··· Dataset excerpts
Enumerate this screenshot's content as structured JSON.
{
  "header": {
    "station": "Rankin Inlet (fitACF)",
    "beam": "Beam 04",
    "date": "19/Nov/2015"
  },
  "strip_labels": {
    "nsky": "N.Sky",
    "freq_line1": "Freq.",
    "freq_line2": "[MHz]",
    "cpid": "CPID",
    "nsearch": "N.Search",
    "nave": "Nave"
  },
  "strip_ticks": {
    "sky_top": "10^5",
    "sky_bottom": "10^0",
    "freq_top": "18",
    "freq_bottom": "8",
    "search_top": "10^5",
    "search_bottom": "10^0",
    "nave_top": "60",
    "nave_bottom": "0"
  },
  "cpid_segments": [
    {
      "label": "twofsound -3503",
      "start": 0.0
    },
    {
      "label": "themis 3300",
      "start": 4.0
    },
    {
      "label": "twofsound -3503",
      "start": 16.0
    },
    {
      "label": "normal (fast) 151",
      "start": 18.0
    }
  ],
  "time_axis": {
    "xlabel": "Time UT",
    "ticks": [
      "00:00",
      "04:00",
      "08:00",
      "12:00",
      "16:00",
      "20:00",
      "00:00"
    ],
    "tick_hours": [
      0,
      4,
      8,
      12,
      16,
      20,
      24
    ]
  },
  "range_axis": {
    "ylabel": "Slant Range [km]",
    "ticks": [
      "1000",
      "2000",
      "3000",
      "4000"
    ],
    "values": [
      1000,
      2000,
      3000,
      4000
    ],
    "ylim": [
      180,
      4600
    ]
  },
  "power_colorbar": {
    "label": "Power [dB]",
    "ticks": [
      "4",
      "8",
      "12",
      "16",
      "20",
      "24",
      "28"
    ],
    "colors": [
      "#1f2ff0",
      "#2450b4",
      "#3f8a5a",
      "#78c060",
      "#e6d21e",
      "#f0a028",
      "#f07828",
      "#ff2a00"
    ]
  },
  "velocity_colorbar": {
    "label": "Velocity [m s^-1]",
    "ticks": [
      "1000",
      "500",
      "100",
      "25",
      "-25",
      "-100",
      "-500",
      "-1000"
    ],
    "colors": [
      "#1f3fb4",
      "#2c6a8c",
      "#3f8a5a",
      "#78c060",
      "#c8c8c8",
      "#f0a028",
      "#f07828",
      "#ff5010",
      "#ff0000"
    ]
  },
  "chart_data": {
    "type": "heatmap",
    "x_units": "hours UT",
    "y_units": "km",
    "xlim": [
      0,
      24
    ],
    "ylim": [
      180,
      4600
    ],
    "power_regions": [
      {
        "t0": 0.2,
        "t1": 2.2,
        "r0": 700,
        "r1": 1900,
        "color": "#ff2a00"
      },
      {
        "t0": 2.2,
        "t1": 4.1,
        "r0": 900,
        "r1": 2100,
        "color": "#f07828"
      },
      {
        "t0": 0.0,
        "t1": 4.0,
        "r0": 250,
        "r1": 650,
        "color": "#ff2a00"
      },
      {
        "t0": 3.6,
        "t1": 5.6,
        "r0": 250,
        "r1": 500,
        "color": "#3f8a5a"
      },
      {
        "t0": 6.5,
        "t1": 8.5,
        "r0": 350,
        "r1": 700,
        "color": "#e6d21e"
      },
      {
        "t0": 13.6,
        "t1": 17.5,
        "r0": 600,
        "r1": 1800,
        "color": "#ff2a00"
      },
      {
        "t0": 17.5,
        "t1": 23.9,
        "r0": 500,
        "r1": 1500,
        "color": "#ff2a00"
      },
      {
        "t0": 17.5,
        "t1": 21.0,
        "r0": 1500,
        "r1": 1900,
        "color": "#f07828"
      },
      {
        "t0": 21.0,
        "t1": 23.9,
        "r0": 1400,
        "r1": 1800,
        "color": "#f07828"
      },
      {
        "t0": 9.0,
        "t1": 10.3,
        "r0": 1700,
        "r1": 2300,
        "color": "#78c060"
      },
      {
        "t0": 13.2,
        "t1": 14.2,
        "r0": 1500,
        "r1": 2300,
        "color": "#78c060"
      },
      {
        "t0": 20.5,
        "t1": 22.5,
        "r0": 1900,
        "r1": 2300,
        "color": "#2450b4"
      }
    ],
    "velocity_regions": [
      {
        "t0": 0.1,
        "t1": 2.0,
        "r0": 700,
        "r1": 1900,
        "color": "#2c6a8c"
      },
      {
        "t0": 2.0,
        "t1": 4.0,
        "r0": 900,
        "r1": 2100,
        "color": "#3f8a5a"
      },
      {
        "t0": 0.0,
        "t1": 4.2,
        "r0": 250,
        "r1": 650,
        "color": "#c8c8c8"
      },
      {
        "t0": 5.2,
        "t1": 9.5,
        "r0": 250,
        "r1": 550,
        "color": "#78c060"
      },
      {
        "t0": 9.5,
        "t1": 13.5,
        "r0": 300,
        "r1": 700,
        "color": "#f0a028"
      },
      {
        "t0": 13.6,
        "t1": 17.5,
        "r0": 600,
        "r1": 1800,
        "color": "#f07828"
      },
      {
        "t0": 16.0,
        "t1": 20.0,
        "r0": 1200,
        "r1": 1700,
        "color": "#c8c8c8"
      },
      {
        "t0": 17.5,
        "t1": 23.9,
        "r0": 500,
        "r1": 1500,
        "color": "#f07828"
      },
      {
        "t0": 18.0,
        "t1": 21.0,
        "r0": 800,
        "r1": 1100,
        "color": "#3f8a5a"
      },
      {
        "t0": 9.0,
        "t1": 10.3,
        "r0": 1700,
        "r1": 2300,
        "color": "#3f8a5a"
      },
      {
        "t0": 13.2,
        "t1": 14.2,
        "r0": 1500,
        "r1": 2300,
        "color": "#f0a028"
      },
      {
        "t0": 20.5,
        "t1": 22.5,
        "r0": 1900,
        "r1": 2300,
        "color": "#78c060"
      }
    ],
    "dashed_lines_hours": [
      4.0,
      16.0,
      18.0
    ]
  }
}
······
··· Dataset excerpts
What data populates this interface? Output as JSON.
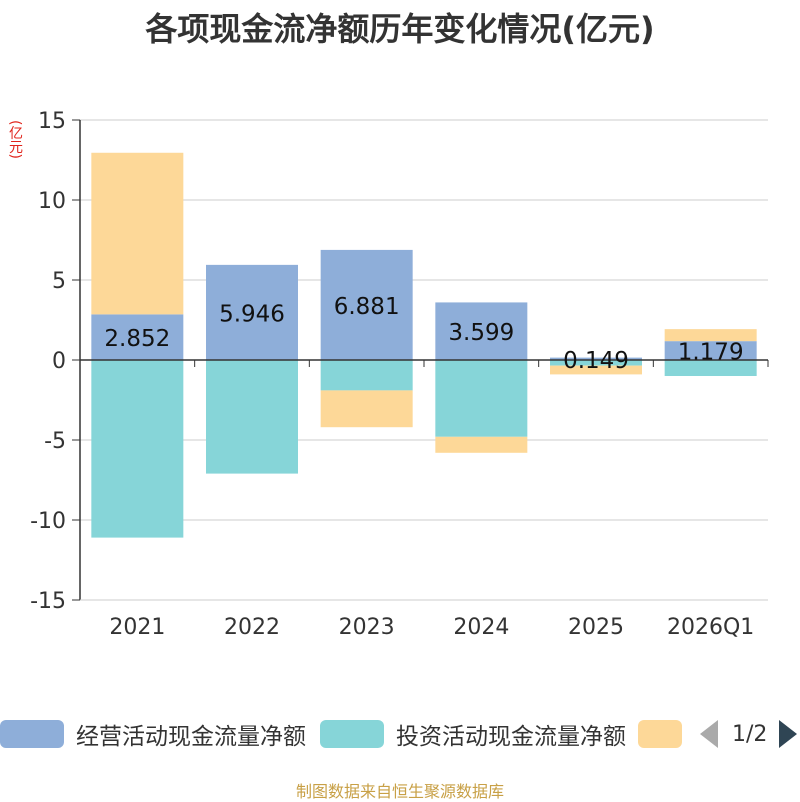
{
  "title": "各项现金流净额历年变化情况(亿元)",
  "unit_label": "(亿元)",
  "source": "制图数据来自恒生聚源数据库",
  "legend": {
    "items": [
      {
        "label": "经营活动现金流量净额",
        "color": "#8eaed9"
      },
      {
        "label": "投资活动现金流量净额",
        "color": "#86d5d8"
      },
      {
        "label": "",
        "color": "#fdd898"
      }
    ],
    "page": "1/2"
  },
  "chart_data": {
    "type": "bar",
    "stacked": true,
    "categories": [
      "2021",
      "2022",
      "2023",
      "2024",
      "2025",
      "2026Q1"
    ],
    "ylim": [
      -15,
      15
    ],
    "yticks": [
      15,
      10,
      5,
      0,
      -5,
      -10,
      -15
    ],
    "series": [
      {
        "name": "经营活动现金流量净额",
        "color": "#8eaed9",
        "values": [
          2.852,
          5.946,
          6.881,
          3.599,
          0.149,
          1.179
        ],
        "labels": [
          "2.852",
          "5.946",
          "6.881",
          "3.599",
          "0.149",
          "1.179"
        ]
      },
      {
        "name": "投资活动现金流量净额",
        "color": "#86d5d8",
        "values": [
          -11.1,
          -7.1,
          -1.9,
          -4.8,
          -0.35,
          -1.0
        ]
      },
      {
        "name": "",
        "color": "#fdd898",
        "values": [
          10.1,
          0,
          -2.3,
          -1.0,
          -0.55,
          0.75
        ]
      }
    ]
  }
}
······
··· Dataset excerpts
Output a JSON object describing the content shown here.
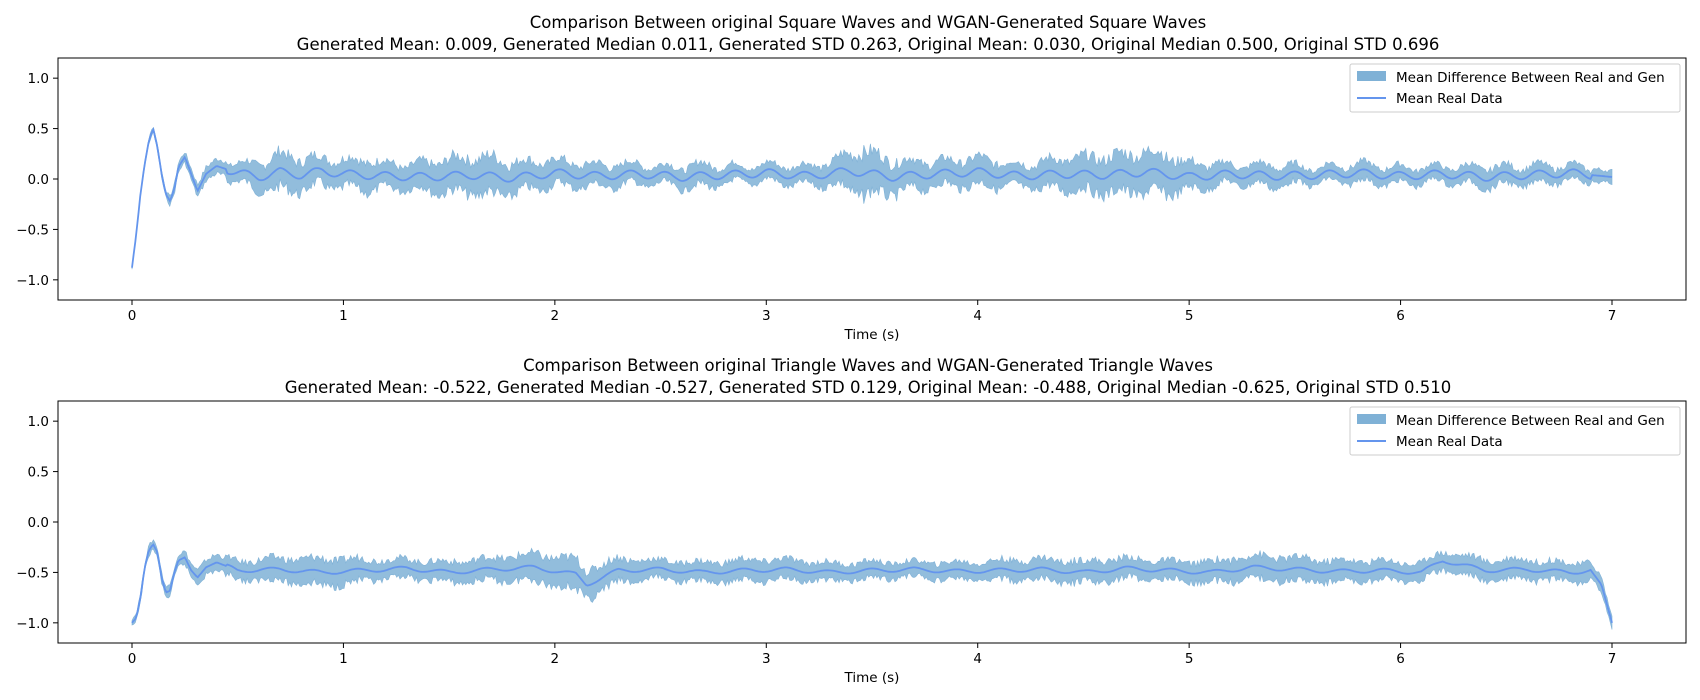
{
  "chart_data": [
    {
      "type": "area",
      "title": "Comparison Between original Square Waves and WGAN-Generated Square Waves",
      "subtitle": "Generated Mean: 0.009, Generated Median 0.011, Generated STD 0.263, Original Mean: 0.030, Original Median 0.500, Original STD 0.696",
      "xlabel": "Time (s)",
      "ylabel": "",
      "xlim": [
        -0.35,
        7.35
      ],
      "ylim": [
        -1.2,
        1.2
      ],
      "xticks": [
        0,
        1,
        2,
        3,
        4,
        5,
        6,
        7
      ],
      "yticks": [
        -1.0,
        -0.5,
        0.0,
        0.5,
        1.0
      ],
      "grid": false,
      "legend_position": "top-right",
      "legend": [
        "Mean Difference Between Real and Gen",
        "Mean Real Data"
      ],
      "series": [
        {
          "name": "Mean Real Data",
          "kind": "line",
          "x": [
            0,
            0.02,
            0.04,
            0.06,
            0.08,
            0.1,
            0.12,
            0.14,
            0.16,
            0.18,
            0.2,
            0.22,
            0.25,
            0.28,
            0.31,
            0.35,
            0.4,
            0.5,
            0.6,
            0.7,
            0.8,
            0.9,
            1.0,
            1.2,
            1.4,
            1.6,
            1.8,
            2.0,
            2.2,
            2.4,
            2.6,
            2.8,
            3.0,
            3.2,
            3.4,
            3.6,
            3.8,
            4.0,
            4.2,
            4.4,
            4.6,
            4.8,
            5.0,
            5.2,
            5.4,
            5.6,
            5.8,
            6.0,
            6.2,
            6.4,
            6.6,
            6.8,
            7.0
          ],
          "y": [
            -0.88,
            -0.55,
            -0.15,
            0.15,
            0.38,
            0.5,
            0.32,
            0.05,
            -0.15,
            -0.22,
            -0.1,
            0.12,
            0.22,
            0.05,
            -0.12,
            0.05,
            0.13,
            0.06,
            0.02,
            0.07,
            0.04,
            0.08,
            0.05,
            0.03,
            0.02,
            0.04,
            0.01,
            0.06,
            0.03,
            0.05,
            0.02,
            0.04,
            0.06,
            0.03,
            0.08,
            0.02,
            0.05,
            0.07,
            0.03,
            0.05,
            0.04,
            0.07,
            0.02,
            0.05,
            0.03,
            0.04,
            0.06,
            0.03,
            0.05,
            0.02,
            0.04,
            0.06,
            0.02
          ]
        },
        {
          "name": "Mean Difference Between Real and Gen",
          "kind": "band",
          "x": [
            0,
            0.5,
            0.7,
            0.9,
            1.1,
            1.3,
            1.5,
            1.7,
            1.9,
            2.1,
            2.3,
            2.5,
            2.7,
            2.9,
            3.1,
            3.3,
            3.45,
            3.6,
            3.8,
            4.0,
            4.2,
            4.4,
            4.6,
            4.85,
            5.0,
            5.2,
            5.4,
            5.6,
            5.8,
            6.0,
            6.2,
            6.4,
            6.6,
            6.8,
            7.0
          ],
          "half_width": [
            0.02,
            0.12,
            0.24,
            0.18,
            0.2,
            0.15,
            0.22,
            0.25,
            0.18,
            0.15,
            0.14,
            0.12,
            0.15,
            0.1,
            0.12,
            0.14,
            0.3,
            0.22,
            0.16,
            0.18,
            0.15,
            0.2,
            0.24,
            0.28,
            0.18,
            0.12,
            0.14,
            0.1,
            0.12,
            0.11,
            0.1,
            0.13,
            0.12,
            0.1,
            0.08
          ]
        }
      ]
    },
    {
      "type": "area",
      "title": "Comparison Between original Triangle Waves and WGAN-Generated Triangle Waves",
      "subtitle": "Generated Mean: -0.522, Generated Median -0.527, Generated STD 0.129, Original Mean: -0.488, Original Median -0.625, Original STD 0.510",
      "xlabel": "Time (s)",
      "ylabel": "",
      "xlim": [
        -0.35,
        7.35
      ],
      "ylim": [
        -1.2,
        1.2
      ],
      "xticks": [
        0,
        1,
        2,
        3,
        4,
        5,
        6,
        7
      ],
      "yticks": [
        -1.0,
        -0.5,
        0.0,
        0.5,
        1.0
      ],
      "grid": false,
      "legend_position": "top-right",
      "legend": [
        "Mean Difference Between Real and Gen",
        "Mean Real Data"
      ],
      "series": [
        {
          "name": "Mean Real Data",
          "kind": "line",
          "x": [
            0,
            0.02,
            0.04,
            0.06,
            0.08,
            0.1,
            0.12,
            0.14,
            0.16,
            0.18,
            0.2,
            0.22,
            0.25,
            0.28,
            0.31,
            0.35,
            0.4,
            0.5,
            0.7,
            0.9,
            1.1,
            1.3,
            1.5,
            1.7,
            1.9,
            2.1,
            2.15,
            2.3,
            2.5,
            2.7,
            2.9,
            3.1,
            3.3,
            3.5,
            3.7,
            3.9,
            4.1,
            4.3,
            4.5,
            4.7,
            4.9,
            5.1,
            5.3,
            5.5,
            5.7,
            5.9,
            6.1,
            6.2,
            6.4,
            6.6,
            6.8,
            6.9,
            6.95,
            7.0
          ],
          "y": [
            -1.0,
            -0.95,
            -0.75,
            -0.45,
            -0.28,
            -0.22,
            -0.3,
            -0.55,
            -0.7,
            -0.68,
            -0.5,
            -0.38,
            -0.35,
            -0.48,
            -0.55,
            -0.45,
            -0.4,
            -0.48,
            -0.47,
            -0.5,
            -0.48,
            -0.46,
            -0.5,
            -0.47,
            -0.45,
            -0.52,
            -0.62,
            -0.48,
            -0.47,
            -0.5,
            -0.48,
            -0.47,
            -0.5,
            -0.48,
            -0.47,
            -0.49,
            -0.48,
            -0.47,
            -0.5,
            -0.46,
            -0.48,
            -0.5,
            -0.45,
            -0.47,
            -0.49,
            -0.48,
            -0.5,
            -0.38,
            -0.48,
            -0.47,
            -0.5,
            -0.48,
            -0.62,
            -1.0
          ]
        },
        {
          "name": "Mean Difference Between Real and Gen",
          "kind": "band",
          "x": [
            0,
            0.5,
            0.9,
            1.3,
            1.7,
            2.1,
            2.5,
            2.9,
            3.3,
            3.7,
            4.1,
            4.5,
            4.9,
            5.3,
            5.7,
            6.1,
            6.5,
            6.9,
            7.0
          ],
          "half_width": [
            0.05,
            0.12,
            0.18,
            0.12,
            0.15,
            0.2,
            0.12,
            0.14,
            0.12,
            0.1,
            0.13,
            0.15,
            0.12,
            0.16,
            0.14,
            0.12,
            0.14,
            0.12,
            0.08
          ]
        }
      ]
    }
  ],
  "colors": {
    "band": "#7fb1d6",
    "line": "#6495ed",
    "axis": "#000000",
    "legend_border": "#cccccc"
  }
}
······
Search the data for the string "Comparison". List each line that has it.

Result:
      "title": "Comparison Between original Square Waves and WGAN-Generated Square Waves",
      "title": "Comparison Between original Triangle Waves and WGAN-Generated Triangle Waves",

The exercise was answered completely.